Data section

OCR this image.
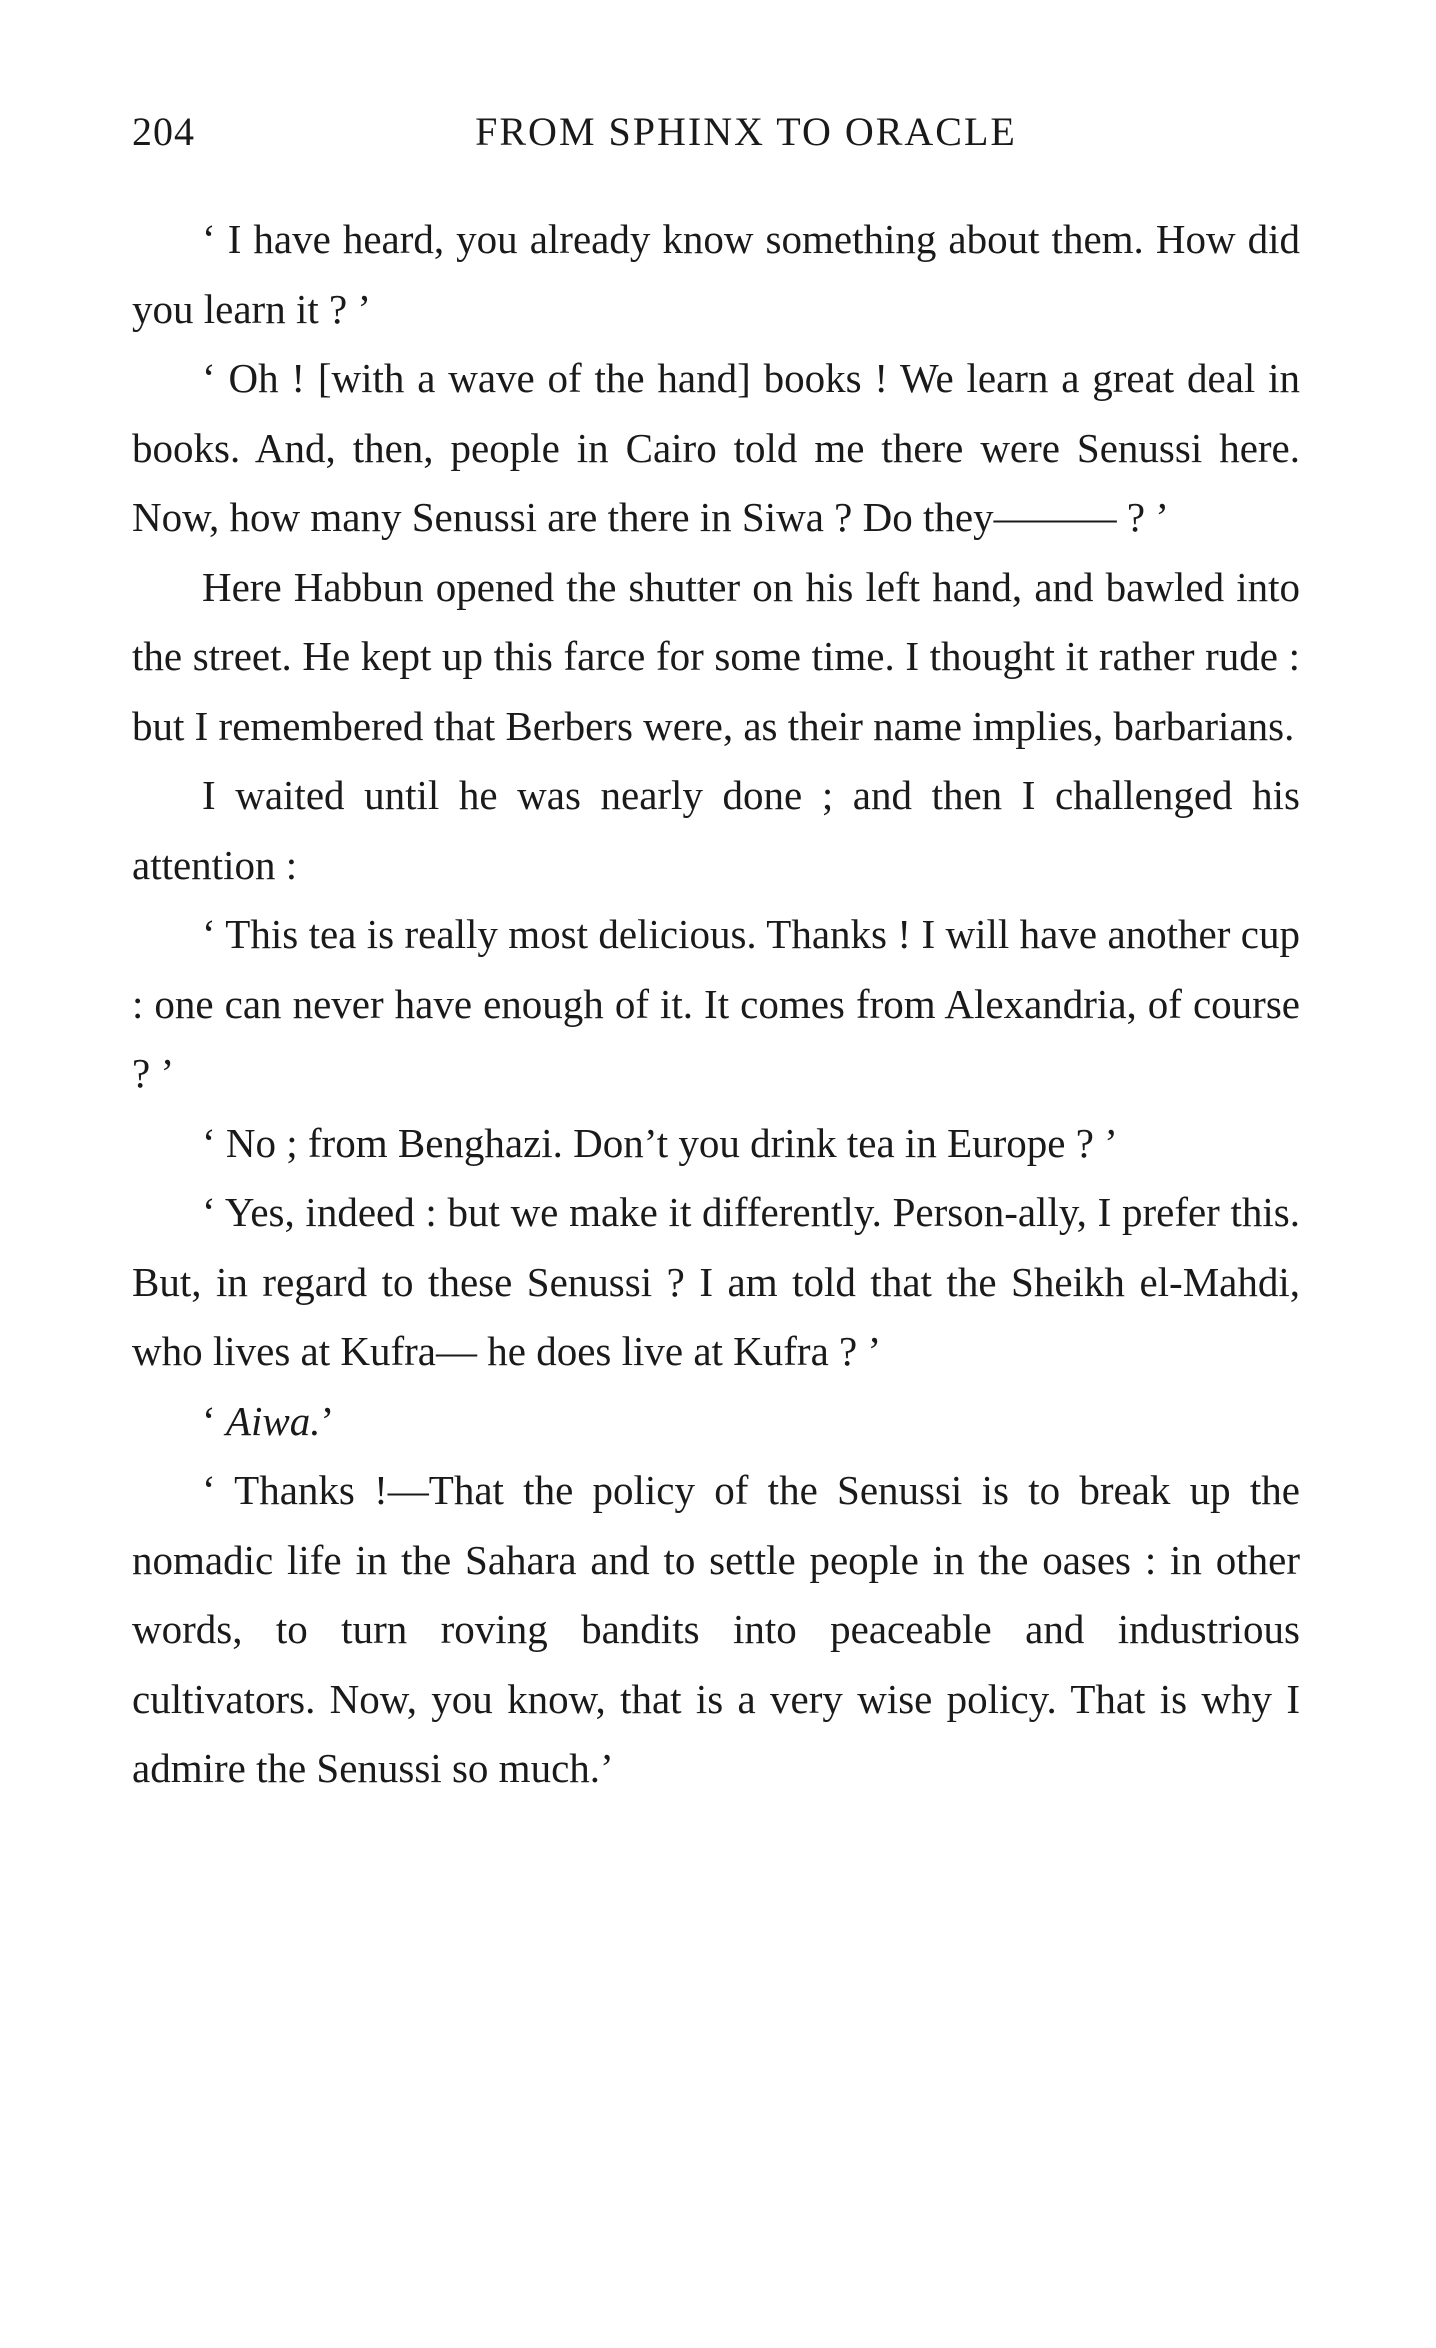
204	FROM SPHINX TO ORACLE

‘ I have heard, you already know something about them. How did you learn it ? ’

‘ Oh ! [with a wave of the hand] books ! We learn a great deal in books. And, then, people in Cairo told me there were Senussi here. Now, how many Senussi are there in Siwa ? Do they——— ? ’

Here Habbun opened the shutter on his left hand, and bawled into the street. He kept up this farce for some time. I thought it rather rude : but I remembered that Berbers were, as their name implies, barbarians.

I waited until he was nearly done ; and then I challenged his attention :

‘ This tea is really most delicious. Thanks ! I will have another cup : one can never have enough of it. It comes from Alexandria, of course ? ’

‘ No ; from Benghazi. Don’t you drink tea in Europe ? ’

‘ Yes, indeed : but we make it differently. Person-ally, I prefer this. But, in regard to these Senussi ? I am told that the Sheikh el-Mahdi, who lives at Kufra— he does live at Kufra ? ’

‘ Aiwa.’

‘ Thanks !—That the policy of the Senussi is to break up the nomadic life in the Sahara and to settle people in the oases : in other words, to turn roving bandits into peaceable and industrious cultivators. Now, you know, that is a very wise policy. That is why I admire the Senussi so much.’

Instruction
Give all the entries again exactly, dropping each picture.

Result of the exercise
OCR this image.
204	FROM SPHINX TO ORACLE

‘ I have heard, you already know something about them. How did you learn it ? ’

‘ Oh ! [with a wave of the hand] books ! We learn a great deal in books. And, then, people in Cairo told me there were Senussi here. Now, how many Senussi are there in Siwa ? Do they——— ? ’

Here Habbun opened the shutter on his left hand, and bawled into the street. He kept up this farce for some time. I thought it rather rude : but I remembered that Berbers were, as their name implies, barbarians.

I waited until he was nearly done ; and then I challenged his attention :

‘ This tea is really most delicious. Thanks ! I will have another cup : one can never have enough of it. It comes from Alexandria, of course ? ’

‘ No ; from Benghazi. Don’t you drink tea in Europe ? ’

‘ Yes, indeed : but we make it differently. Person-ally, I prefer this. But, in regard to these Senussi ? I am told that the Sheikh el-Mahdi, who lives at Kufra— he does live at Kufra ? ’

‘ Aiwa.’

‘ Thanks !—That the policy of the Senussi is to break up the nomadic life in the Sahara and to settle people in the oases : in other words, to turn roving bandits into peaceable and industrious cultivators. Now, you know, that is a very wise policy. That is why I admire the Senussi so much.’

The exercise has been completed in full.